**RAW RECORDS:**
......

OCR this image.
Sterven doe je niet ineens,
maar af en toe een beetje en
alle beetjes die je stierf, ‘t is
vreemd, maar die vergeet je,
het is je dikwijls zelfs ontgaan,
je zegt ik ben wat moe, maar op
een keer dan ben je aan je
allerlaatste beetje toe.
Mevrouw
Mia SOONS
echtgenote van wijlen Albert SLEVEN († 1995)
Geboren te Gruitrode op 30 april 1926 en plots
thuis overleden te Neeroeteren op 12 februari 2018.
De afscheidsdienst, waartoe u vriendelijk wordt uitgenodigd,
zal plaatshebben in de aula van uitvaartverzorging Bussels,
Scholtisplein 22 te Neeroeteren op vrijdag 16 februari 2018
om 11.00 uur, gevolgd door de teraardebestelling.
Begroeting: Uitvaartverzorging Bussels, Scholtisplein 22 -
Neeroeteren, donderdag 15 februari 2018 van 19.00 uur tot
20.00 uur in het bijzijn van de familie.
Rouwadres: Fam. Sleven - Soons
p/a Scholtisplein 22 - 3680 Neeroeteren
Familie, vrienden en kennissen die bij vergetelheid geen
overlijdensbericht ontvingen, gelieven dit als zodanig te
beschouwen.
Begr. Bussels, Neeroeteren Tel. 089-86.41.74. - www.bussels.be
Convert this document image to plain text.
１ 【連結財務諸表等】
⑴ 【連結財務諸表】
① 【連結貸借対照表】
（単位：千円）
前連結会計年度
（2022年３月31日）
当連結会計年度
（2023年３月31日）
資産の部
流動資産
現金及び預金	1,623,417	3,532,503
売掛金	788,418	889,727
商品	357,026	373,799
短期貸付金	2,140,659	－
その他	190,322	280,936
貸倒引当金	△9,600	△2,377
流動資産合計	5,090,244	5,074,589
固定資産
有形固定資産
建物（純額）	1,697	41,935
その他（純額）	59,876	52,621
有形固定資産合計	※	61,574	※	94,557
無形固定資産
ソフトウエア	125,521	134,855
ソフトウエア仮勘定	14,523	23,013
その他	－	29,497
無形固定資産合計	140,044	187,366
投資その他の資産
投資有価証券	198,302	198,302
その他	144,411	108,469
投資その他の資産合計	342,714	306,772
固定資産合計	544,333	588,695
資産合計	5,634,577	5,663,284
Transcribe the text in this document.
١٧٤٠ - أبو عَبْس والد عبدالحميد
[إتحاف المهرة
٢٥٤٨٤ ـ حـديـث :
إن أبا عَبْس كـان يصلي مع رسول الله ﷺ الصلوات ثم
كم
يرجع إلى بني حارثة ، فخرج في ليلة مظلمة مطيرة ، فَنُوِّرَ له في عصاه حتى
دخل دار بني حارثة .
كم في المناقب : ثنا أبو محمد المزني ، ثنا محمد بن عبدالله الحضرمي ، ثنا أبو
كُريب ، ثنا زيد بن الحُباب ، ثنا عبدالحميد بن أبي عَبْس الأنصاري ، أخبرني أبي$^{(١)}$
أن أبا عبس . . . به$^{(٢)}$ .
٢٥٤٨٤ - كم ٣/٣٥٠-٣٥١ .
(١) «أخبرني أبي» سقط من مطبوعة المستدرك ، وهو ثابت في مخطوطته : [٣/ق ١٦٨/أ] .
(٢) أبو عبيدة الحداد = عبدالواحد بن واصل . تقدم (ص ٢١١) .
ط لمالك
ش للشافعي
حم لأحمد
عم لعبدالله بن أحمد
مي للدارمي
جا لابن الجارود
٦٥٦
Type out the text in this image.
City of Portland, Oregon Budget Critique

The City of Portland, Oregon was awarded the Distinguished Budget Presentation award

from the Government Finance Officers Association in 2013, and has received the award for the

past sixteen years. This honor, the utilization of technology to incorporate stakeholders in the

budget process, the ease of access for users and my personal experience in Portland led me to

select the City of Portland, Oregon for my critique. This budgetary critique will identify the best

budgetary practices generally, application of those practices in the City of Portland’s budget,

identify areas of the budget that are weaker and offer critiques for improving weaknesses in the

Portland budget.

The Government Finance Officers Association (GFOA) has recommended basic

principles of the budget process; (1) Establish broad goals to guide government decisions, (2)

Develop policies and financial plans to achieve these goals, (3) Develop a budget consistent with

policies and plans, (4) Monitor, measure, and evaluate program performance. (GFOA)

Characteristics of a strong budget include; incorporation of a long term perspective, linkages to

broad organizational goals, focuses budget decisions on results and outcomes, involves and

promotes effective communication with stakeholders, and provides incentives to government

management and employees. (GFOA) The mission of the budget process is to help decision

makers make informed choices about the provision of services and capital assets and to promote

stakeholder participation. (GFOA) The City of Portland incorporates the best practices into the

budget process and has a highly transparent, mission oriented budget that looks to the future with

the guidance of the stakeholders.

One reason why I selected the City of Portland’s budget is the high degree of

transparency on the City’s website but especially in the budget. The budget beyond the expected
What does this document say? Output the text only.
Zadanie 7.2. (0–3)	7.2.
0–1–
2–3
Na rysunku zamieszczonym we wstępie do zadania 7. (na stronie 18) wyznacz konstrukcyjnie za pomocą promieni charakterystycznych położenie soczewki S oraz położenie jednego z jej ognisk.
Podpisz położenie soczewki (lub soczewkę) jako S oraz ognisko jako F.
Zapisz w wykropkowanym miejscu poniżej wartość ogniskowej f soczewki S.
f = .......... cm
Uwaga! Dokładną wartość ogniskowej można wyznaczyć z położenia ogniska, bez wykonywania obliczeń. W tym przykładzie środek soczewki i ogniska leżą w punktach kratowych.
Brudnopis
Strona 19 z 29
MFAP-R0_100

......

**AIM OF THE TASK:**
Scan the lines for the string "mission". Copy out each line that matches.

**EXERCISE OUTPUT:**
management and employees. (GFOA) The mission of the budget process is to help decision
budget process and has a highly transparent, mission oriented budget that looks to the future with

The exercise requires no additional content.